THINGS TO DO:
a – Answer these questions from the Linux distributions text:
(i) Until when was Mandriva the most popular distribution?
(ii) How many countries does the largest Ubuntu pattern gather?
(iii) Users from which country kept much of their attention on openSUSE despite the patent deal with Microsoft?
b – In the Linux distributions text, copy word for word the passage from "Among the remaining" to "on this distribution.".

Mandriva (formerly called Mandrake) was obviously the most popular distribution until the second half of 2005. Indeed many big patterns gathering tens of countries are related to Mandriva before this date. From Mandriva 2006, this distribution seems to have lost most of its appeal. Among the 40 biggest countries (in number of connections on DistroWatch.com), visitors from Austria, China, Czech Republic, Germany, Turkey and the USA stopped earlier to look at Mandriva on DistroWatch.com (from the second half of 2004). Those from Danemark, Greece, the Netherlands, Romania, Russia and Sweden only waited one semester more. It is interesting to point out that Mandriva's predominance in space has never been total. In particular, Argentina, Bulgaria, Japan, and Ukraine have never really shown any interest in this distribution.

One other distribution provides patterns gathering many countries: Ubuntu. Those patterns are even more impressive in size than Mandriva's. Indeed, the largest one gathers 132 countries! The predominance of Ubuntu started at the beginning of 2005, once the first version released. Investigating further the behaviors of the biggest countries, it appears that, during the last semester in the data (second semester of 2007), users from Argentina, India, Indonesia and Romania did not grant much interest to Ubuntu anymore. Nevertheless, they are not the more technological countries which have led the decline of Mandriva. Hence, there is probably nothing to worry about at Canonical.

Among the remaining patterns, three other mainstream distributions are well represented: Debian, Fedora and openSUSE. In general, these patterns correspond to small countries whose GNU/Linux users are focusing on one of these distributions. As a consequence, a broad international interest has, so far, only been granted to Mandriva and Ubuntu. Nevertheless, openSUSE succeeded in capturing the attention of 35 countries from the second half of 2005 to late 2006. Is the patent deal with Microsoft (signed in November 2006) the reason why this distribution did not follow the examples of Mandriva and Ubuntu? I like to think so! It is interesting to notice that users from Finland, at the image of its most famous citizen, Linus Torvald, do not seem to bother a lot with this agreement, and have kept much of their attention focused on this distribution.

Even if Vine used to capture a lot of attention from Japanese users (until late 2005), they have always looked interested in Fedora too. Not as much as Taïwanese visitors though. Indeed, connections from this country have kept on focusing on the Fedora page since the first release of this Free (as in Freedom) distribution.

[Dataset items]
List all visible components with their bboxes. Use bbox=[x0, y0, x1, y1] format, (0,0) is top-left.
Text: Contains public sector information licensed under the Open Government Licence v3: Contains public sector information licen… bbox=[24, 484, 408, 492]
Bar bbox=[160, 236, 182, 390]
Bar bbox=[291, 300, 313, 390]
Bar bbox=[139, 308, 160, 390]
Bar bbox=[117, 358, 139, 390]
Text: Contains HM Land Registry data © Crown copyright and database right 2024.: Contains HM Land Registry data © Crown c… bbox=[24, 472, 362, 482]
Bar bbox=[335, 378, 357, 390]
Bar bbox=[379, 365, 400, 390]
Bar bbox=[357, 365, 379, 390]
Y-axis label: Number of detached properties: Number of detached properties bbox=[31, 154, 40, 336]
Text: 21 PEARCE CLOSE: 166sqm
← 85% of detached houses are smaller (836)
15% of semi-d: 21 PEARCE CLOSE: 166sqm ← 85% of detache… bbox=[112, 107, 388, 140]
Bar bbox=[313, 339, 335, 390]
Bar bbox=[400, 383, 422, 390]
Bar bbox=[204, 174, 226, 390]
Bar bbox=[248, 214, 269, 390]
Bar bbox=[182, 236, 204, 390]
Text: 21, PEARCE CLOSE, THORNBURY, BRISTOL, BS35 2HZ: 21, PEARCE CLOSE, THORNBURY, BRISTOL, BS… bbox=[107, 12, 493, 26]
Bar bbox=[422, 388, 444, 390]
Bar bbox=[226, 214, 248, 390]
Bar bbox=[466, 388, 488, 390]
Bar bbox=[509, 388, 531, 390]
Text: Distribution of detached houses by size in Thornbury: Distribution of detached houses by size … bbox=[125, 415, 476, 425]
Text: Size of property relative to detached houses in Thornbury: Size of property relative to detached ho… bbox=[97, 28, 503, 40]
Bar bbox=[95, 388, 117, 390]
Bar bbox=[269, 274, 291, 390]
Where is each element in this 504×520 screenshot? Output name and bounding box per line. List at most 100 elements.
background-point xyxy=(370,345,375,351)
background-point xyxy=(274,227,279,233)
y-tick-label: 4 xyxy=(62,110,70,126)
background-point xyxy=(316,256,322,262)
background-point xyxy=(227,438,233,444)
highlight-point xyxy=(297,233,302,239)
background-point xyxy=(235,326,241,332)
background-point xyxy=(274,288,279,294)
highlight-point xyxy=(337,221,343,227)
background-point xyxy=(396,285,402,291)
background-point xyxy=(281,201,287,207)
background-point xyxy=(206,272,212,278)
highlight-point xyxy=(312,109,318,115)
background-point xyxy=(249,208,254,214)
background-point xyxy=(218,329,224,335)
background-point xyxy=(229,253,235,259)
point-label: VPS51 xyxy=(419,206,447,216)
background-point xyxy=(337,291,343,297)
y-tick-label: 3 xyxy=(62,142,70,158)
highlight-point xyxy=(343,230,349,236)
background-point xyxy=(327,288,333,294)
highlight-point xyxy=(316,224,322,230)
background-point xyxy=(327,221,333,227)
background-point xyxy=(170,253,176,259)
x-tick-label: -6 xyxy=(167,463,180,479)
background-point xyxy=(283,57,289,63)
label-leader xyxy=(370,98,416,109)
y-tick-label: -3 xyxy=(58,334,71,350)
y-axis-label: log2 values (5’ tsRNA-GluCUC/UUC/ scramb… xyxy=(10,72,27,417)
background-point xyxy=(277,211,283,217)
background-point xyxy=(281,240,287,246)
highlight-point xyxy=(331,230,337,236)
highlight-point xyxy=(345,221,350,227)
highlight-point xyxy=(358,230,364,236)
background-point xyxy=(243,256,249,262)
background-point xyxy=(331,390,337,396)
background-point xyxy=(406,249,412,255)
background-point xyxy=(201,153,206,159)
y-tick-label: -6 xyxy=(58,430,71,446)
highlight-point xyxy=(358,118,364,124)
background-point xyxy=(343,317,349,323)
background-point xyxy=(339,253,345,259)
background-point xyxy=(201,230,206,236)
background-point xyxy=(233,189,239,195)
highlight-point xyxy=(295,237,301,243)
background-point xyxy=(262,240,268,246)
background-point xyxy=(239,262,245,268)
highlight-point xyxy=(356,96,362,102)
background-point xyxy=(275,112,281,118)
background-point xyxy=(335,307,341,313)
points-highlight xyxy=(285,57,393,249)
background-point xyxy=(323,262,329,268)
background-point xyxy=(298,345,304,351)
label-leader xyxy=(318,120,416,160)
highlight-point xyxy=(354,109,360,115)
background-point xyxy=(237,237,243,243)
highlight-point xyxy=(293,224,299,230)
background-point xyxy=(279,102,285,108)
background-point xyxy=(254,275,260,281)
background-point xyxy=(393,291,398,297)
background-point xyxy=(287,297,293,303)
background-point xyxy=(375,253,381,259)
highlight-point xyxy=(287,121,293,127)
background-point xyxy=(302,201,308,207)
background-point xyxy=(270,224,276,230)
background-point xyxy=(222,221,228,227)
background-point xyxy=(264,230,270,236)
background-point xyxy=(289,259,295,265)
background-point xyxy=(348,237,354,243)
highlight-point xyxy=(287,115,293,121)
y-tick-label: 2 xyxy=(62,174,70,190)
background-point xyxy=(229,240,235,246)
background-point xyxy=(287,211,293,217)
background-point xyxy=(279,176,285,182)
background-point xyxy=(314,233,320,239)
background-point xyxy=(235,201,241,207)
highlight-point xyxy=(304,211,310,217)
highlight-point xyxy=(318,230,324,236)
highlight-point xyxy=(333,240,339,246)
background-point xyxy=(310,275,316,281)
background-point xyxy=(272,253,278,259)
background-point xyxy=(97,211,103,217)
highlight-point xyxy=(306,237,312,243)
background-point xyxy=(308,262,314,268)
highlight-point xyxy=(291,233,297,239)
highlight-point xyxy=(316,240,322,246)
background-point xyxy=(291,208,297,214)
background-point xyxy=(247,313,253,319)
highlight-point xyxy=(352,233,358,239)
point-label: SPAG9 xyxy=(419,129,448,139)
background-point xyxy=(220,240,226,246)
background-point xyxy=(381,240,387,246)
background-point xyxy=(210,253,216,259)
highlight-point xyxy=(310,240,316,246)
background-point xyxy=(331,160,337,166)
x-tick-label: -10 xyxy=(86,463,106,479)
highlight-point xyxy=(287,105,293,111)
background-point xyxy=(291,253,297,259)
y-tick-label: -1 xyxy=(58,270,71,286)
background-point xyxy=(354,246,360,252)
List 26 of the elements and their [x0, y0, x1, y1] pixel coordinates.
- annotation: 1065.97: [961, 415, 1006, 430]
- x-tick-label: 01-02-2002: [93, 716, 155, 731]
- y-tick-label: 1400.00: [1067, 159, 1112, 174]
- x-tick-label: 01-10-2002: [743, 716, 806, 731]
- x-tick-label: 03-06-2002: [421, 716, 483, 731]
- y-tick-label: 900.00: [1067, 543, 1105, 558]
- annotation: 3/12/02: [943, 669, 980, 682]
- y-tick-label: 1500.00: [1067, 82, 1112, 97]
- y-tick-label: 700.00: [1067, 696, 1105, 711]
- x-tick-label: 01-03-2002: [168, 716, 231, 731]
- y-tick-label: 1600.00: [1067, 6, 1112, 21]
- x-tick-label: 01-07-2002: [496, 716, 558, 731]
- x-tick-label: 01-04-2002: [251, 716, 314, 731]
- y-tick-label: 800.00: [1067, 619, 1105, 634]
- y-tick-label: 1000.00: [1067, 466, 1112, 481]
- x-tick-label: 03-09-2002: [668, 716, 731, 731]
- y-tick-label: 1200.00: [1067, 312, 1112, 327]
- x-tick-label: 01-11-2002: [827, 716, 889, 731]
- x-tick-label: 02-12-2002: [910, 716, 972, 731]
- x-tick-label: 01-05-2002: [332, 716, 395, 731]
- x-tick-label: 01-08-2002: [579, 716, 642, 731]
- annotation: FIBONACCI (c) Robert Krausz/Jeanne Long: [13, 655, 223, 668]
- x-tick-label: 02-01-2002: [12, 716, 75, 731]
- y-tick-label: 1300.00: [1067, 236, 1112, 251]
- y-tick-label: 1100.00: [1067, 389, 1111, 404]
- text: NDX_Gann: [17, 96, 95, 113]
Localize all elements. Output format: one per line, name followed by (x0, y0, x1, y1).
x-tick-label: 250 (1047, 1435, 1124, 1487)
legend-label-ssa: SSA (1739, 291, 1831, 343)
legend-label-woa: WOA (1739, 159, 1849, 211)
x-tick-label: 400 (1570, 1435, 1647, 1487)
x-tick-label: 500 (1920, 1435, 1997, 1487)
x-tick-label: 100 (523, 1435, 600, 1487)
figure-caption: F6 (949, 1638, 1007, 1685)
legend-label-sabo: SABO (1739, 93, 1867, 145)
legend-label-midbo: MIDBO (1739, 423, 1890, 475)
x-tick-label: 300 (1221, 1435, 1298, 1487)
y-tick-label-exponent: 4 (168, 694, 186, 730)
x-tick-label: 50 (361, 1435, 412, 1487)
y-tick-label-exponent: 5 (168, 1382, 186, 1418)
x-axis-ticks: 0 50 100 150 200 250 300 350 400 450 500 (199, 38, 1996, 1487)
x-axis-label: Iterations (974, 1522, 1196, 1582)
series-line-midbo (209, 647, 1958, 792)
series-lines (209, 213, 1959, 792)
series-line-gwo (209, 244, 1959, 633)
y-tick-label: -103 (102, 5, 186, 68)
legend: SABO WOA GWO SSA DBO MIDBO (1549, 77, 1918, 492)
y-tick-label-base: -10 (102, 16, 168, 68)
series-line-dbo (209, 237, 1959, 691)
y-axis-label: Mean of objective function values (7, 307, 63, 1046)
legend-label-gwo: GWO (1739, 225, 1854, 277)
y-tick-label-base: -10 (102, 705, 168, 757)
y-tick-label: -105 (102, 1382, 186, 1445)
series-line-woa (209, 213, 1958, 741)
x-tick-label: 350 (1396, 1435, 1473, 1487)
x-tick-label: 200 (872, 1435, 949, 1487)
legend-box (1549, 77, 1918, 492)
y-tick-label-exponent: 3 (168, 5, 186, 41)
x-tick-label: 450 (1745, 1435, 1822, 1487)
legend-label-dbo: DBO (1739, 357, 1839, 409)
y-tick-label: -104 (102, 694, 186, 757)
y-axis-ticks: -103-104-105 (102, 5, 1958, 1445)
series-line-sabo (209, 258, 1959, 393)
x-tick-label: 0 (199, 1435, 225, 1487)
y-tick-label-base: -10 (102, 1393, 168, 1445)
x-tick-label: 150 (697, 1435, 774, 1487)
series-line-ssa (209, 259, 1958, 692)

RESULTS OF THE EXERCISE:
a –
(i) Until the second half of 2005.
(ii) 132 countries.
(iii) Finland.

b –
Among the remaining patterns, three other mainstream distributions are well represented: Debian, Fedora and openSUSE. In general, these patterns correspond to small countries whose GNU/Linux users are focusing on one of these distributions. As a consequence, a broad international interest has, so far, only been granted to Mandriva and Ubuntu. Nevertheless, openSUSE succeeded in capturing the attention of 35 countries from the second half of 2005 to late 2006. Is the patent deal with Microsoft (signed in November 2006) the reason why this distribution did not follow the examples of Mandriva and Ubuntu? I like to think so! It is interesting to notice that users from Finland, at the image of its most famous citizen, Linus Torvald, do not seem to bother a lot with this agreement, and have kept much of their attention focused on this distribution.